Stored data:
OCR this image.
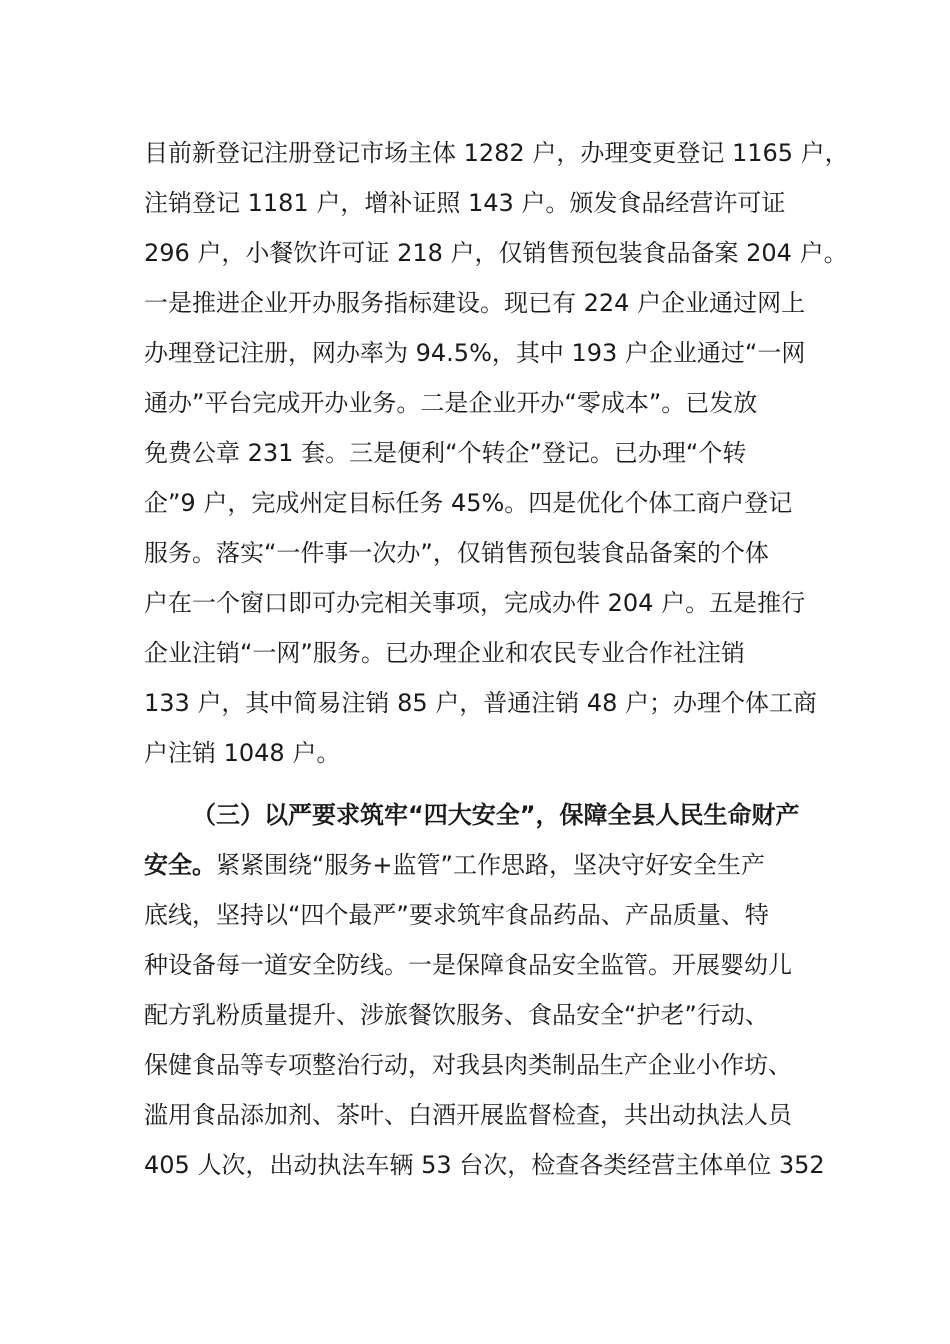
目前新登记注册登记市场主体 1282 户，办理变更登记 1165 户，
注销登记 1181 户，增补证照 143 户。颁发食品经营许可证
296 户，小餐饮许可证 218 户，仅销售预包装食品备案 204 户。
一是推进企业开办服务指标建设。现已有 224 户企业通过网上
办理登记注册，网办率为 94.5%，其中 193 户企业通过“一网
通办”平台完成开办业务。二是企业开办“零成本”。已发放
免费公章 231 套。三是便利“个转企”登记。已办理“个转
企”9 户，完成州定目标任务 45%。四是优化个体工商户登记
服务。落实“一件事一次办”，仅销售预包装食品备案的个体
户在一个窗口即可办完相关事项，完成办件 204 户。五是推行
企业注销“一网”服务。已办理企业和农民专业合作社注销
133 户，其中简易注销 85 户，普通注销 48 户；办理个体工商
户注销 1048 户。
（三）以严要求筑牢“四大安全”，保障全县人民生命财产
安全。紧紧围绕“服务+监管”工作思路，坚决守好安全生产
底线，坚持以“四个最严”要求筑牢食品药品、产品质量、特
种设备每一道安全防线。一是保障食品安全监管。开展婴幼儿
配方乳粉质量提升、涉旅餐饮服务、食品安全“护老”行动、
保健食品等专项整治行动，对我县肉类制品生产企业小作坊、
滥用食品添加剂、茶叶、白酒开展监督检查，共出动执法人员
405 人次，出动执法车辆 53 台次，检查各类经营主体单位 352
---
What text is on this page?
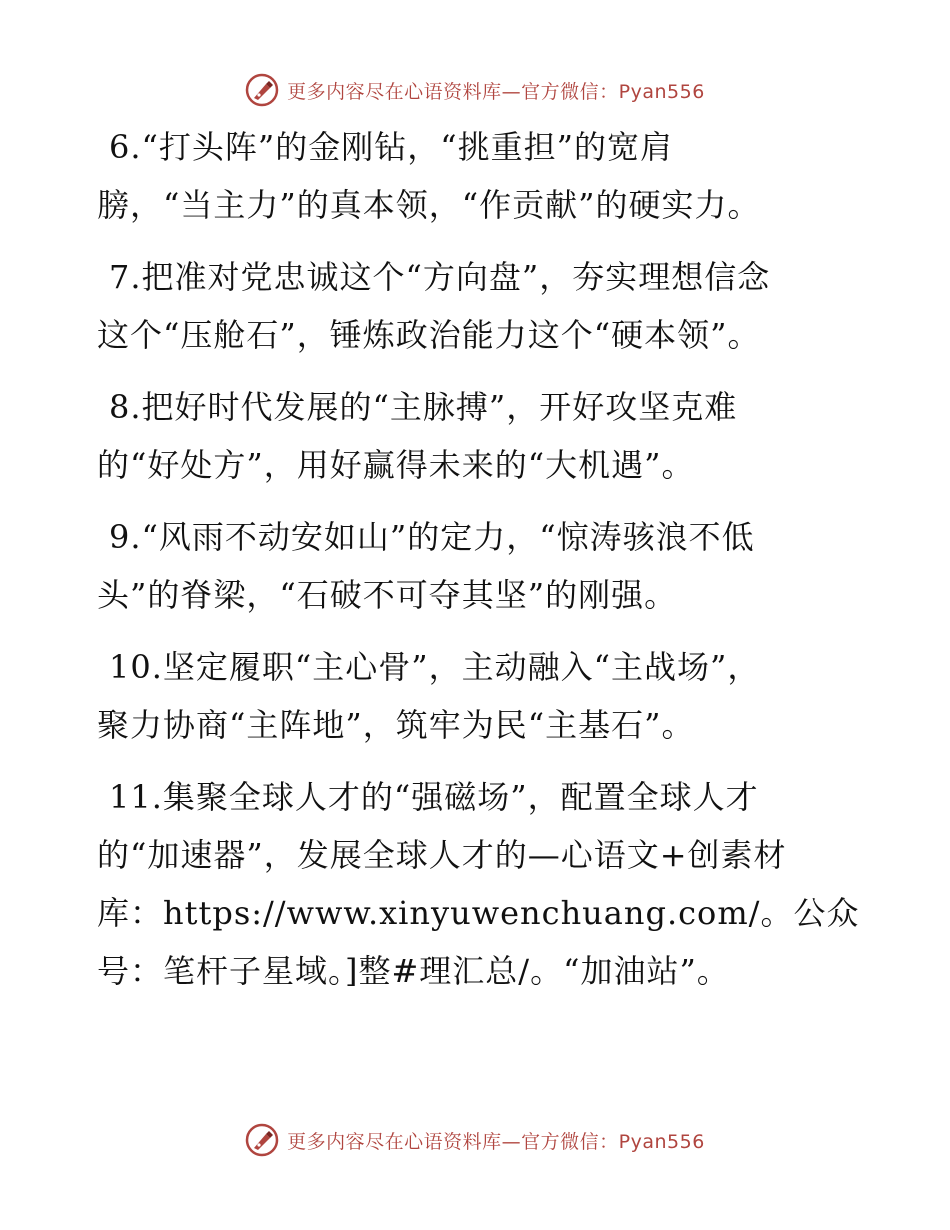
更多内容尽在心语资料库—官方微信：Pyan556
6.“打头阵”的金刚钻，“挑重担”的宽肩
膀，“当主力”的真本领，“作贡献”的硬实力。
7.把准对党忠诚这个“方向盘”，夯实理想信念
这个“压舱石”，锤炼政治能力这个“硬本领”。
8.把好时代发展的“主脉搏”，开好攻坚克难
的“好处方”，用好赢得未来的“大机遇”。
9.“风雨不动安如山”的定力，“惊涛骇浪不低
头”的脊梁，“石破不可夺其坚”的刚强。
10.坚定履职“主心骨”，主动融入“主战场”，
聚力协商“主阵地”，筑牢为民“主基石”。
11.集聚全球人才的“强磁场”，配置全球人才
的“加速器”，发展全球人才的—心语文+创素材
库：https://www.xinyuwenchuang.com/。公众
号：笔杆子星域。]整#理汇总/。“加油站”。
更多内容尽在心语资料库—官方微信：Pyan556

### EXERCISE DESCRIPTION:
Work out how many lines in the records above contain the word "this", and give only that number.

### THE COMPLETED TASK:
2